STATED TASK: Return the full listing below, reproducing every line with nothing changed.

Start of LISTED RECORDS

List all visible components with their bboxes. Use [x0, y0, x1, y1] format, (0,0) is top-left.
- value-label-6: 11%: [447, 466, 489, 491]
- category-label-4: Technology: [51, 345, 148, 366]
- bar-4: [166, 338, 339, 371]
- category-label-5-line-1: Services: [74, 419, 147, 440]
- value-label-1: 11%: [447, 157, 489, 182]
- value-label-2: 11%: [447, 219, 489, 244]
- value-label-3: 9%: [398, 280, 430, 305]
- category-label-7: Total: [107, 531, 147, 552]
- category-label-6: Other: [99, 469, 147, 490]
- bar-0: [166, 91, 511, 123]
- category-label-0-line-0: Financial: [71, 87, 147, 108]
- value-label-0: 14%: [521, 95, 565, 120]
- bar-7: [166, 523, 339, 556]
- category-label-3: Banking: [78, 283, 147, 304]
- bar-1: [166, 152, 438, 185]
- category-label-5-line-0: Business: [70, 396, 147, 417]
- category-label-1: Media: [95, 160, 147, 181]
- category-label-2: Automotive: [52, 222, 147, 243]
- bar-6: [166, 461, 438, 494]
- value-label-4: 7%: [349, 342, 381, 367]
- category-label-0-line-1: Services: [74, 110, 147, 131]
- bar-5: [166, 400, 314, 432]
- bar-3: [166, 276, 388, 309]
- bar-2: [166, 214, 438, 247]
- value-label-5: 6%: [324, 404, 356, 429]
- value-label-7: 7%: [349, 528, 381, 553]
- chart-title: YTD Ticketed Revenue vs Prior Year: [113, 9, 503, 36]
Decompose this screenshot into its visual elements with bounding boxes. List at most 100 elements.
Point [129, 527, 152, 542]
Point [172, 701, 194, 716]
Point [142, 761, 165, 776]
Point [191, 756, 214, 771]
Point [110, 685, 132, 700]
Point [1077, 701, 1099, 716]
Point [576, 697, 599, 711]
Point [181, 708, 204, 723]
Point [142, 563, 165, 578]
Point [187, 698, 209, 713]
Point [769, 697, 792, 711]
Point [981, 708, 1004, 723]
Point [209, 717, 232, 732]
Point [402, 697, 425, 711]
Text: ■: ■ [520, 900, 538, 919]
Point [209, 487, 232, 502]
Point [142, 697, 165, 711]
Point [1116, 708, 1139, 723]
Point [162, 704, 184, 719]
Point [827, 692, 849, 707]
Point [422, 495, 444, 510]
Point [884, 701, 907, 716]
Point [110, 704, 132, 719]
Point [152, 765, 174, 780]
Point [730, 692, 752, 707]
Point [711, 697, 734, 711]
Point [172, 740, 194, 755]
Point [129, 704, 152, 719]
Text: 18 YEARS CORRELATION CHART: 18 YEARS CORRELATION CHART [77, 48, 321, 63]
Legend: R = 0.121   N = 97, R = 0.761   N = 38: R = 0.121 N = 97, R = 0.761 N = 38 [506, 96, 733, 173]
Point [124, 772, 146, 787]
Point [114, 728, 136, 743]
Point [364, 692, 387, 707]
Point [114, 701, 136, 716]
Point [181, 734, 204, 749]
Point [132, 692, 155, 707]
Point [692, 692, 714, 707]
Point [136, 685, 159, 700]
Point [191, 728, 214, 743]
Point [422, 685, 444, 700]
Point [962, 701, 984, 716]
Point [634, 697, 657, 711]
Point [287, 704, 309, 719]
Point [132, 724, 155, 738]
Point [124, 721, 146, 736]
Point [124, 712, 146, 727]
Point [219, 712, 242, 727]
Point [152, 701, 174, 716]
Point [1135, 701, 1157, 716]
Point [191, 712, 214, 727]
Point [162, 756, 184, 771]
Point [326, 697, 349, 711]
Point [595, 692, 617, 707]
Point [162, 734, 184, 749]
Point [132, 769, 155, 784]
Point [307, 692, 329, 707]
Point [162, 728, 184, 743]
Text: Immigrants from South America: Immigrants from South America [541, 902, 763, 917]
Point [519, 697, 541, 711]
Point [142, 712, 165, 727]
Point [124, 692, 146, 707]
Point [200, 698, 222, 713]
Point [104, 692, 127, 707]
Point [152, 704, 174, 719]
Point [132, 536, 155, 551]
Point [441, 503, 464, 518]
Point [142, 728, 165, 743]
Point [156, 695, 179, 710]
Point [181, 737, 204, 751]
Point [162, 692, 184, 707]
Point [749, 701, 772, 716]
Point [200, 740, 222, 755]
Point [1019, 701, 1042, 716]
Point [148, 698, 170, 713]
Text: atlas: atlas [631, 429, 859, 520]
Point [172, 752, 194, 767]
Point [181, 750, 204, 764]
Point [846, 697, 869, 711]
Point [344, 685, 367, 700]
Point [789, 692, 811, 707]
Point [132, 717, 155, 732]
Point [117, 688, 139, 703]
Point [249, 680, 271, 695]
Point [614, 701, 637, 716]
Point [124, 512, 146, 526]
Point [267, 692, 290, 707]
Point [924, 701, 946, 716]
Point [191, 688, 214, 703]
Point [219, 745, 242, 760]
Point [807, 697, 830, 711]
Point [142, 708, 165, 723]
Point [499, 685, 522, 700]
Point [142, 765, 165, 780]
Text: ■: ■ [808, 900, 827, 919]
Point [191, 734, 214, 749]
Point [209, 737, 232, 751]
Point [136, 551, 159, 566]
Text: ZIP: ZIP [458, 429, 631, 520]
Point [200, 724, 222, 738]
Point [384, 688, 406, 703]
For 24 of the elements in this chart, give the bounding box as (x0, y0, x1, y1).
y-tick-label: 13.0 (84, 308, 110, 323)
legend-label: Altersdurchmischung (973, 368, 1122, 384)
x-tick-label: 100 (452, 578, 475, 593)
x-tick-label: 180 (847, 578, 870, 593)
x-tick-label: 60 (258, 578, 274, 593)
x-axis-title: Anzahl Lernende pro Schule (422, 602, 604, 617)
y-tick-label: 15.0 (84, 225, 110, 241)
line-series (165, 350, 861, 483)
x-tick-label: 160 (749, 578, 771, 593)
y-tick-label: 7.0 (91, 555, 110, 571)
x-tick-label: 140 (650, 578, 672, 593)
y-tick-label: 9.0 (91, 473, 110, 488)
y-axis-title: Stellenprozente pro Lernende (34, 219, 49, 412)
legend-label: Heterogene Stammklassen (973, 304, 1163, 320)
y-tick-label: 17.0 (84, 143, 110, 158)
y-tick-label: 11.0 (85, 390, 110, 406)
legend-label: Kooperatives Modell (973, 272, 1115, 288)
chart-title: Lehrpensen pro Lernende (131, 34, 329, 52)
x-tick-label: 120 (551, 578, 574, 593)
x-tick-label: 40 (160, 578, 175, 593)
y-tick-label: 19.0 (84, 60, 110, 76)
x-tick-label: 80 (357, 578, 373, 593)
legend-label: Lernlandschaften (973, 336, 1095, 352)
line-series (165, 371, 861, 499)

End of LISTED RECORDS

SOLUTION TO THIS TASK:
List all visible components with their bboxes. Use [x0, y0, x1, y1] format, (0,0) is top-left.
- value-label-6: 11%: [447, 466, 489, 491]
- category-label-4: Technology: [51, 345, 148, 366]
- bar-4: [166, 338, 339, 371]
- category-label-5-line-1: Services: [74, 419, 147, 440]
- value-label-1: 11%: [447, 157, 489, 182]
- value-label-2: 11%: [447, 219, 489, 244]
- value-label-3: 9%: [398, 280, 430, 305]
- category-label-7: Total: [107, 531, 147, 552]
- category-label-6: Other: [99, 469, 147, 490]
- bar-0: [166, 91, 511, 123]
- category-label-0-line-0: Financial: [71, 87, 147, 108]
- value-label-0: 14%: [521, 95, 565, 120]
- bar-7: [166, 523, 339, 556]
- category-label-3: Banking: [78, 283, 147, 304]
- bar-1: [166, 152, 438, 185]
- category-label-5-line-0: Business: [70, 396, 147, 417]
- category-label-1: Media: [95, 160, 147, 181]
- category-label-2: Automotive: [52, 222, 147, 243]
- bar-6: [166, 461, 438, 494]
- value-label-4: 7%: [349, 342, 381, 367]
- category-label-0-line-1: Services: [74, 110, 147, 131]
- bar-5: [166, 400, 314, 432]
- bar-3: [166, 276, 388, 309]
- bar-2: [166, 214, 438, 247]
- value-label-5: 6%: [324, 404, 356, 429]
- value-label-7: 7%: [349, 528, 381, 553]
- chart-title: YTD Ticketed Revenue vs Prior Year: [113, 9, 503, 36]
Decompose this screenshot into its visual elements with bounding boxes. List at most 100 elements.
Point [129, 527, 152, 542]
Point [172, 701, 194, 716]
Point [142, 761, 165, 776]
Point [191, 756, 214, 771]
Point [110, 685, 132, 700]
Point [1077, 701, 1099, 716]
Point [576, 697, 599, 711]
Point [181, 708, 204, 723]
Point [142, 563, 165, 578]
Point [187, 698, 209, 713]
Point [769, 697, 792, 711]
Point [981, 708, 1004, 723]
Point [209, 717, 232, 732]
Point [402, 697, 425, 711]
Text: ■: ■ [520, 900, 538, 919]
Point [209, 487, 232, 502]
Point [142, 697, 165, 711]
Point [1116, 708, 1139, 723]
Point [162, 704, 184, 719]
Point [827, 692, 849, 707]
Point [422, 495, 444, 510]
Point [884, 701, 907, 716]
Point [110, 704, 132, 719]
Point [152, 765, 174, 780]
Point [730, 692, 752, 707]
Point [711, 697, 734, 711]
Point [172, 740, 194, 755]
Point [129, 704, 152, 719]
Text: 18 YEARS CORRELATION CHART: 18 YEARS CORRELATION CHART [77, 48, 321, 63]
Legend: R = 0.121   N = 97, R = 0.761   N = 38: R = 0.121 N = 97, R = 0.761 N = 38 [506, 96, 733, 173]
Point [124, 772, 146, 787]
Point [114, 728, 136, 743]
Point [364, 692, 387, 707]
Point [114, 701, 136, 716]
Point [181, 734, 204, 749]
Point [132, 692, 155, 707]
Point [692, 692, 714, 707]
Point [136, 685, 159, 700]
Point [191, 728, 214, 743]
Point [422, 685, 444, 700]
Point [962, 701, 984, 716]
Point [634, 697, 657, 711]
Point [287, 704, 309, 719]
Point [132, 724, 155, 738]
Point [124, 721, 146, 736]
Point [124, 712, 146, 727]
Point [219, 712, 242, 727]
Point [152, 701, 174, 716]
Point [1135, 701, 1157, 716]
Point [191, 712, 214, 727]
Point [162, 756, 184, 771]
Point [326, 697, 349, 711]
Point [595, 692, 617, 707]
Point [162, 734, 184, 749]
Point [132, 769, 155, 784]
Point [307, 692, 329, 707]
Point [162, 728, 184, 743]
Text: Immigrants from South America: Immigrants from South America [541, 902, 763, 917]
Point [519, 697, 541, 711]
Point [142, 712, 165, 727]
Point [124, 692, 146, 707]
Point [200, 698, 222, 713]
Point [104, 692, 127, 707]
Point [152, 704, 174, 719]
Point [132, 536, 155, 551]
Point [441, 503, 464, 518]
Point [142, 728, 165, 743]
Point [156, 695, 179, 710]
Point [181, 737, 204, 751]
Point [162, 692, 184, 707]
Point [749, 701, 772, 716]
Point [200, 740, 222, 755]
Point [1019, 701, 1042, 716]
Point [148, 698, 170, 713]
Text: atlas: atlas [631, 429, 859, 520]
Point [172, 752, 194, 767]
Point [181, 750, 204, 764]
Point [846, 697, 869, 711]
Point [344, 685, 367, 700]
Point [789, 692, 811, 707]
Point [132, 717, 155, 732]
Point [117, 688, 139, 703]
Point [249, 680, 271, 695]
Point [614, 701, 637, 716]
Point [124, 512, 146, 526]
Point [267, 692, 290, 707]
Point [924, 701, 946, 716]
Point [191, 688, 214, 703]
Point [219, 745, 242, 760]
Point [807, 697, 830, 711]
Point [142, 708, 165, 723]
Point [499, 685, 522, 700]
Point [142, 765, 165, 780]
Text: ■: ■ [808, 900, 827, 919]
Point [191, 734, 214, 749]
Point [209, 737, 232, 751]
Point [136, 551, 159, 566]
Text: ZIP: ZIP [458, 429, 631, 520]
Point [200, 724, 222, 738]
Point [384, 688, 406, 703]
For 24 of the elements in this chart, give the bounding box as (x0, y0, x1, y1).
y-tick-label: 13.0 (84, 308, 110, 323)
legend-label: Altersdurchmischung (973, 368, 1122, 384)
x-tick-label: 100 (452, 578, 475, 593)
x-tick-label: 180 (847, 578, 870, 593)
x-tick-label: 60 (258, 578, 274, 593)
x-axis-title: Anzahl Lernende pro Schule (422, 602, 604, 617)
y-tick-label: 15.0 (84, 225, 110, 241)
line-series (165, 350, 861, 483)
x-tick-label: 160 (749, 578, 771, 593)
y-tick-label: 7.0 (91, 555, 110, 571)
x-tick-label: 140 (650, 578, 672, 593)
y-tick-label: 9.0 (91, 473, 110, 488)
y-axis-title: Stellenprozente pro Lernende (34, 219, 49, 412)
legend-label: Heterogene Stammklassen (973, 304, 1163, 320)
y-tick-label: 17.0 (84, 143, 110, 158)
y-tick-label: 11.0 (85, 390, 110, 406)
legend-label: Kooperatives Modell (973, 272, 1115, 288)
chart-title: Lehrpensen pro Lernende (131, 34, 329, 52)
x-tick-label: 120 (551, 578, 574, 593)
x-tick-label: 40 (160, 578, 175, 593)
y-tick-label: 19.0 (84, 60, 110, 76)
x-tick-label: 80 (357, 578, 373, 593)
legend-label: Lernlandschaften (973, 336, 1095, 352)
line-series (165, 371, 861, 499)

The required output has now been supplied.